Collect the lines of the entries where "name" shows up.

Items from a figure collection:

────────────────

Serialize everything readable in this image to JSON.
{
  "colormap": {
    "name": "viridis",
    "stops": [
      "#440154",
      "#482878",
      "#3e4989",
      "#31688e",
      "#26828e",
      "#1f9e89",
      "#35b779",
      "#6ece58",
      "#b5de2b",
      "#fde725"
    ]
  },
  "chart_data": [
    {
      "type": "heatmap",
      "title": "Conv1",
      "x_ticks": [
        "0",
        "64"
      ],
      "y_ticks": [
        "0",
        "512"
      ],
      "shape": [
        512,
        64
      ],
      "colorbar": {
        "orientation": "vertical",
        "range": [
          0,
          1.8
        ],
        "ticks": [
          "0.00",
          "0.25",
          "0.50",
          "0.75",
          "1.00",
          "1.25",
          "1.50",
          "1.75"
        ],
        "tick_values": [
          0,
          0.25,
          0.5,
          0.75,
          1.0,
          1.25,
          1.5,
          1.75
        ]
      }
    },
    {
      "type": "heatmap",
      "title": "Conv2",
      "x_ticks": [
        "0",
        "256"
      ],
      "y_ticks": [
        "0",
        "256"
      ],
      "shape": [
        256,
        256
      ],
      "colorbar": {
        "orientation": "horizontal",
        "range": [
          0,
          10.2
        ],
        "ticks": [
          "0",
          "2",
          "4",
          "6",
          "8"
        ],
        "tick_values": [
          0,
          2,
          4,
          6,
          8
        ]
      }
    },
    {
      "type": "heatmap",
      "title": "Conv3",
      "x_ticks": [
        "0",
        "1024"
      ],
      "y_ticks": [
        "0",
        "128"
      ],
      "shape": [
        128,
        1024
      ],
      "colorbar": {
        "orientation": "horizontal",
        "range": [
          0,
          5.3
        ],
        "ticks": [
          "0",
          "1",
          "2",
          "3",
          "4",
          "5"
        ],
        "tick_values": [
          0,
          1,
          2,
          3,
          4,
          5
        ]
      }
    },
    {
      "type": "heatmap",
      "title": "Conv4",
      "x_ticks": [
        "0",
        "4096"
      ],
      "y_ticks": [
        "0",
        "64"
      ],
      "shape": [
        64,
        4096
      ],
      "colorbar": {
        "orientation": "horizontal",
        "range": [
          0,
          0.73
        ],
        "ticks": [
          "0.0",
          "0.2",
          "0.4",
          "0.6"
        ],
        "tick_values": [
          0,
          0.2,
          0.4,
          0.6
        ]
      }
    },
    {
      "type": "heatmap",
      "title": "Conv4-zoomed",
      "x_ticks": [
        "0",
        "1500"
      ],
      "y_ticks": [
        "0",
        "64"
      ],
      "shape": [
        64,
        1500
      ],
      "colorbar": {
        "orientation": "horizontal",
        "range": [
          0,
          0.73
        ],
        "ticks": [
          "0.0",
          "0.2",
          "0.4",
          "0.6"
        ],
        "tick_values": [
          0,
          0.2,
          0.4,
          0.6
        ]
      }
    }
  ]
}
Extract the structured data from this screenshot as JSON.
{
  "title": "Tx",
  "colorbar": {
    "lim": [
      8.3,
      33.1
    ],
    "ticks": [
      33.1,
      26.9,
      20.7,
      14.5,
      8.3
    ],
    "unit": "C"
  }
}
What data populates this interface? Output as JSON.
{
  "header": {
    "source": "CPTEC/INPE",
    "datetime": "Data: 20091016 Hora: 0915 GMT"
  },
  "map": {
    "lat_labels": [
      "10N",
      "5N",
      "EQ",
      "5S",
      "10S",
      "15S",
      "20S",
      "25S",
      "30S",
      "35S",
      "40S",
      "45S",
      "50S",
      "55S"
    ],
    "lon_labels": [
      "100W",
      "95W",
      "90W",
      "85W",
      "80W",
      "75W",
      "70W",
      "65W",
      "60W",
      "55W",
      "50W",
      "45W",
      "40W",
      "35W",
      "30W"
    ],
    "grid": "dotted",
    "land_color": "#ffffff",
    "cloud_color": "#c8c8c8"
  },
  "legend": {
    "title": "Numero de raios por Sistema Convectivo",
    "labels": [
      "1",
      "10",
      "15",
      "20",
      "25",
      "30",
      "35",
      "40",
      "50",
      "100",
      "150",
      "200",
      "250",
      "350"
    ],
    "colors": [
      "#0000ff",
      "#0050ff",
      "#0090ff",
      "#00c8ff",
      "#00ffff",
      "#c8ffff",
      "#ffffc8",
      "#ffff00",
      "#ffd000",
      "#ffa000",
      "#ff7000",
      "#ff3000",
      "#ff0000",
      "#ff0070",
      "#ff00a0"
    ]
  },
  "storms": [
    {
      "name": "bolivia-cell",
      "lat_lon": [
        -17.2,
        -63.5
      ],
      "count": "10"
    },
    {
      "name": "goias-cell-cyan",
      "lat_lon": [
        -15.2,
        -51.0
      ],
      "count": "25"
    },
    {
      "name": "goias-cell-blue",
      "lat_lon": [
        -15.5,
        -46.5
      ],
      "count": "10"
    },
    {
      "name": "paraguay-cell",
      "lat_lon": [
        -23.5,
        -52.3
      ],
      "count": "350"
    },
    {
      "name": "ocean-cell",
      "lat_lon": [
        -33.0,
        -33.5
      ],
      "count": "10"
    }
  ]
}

────────────────

OUTPUT FOR THIS TASK:
    "name": "viridis",
      "name": "bolivia-cell",
      "name": "goias-cell-cyan",
      "name": "goias-cell-blue",
      "name": "paraguay-cell",
      "name": "ocean-cell",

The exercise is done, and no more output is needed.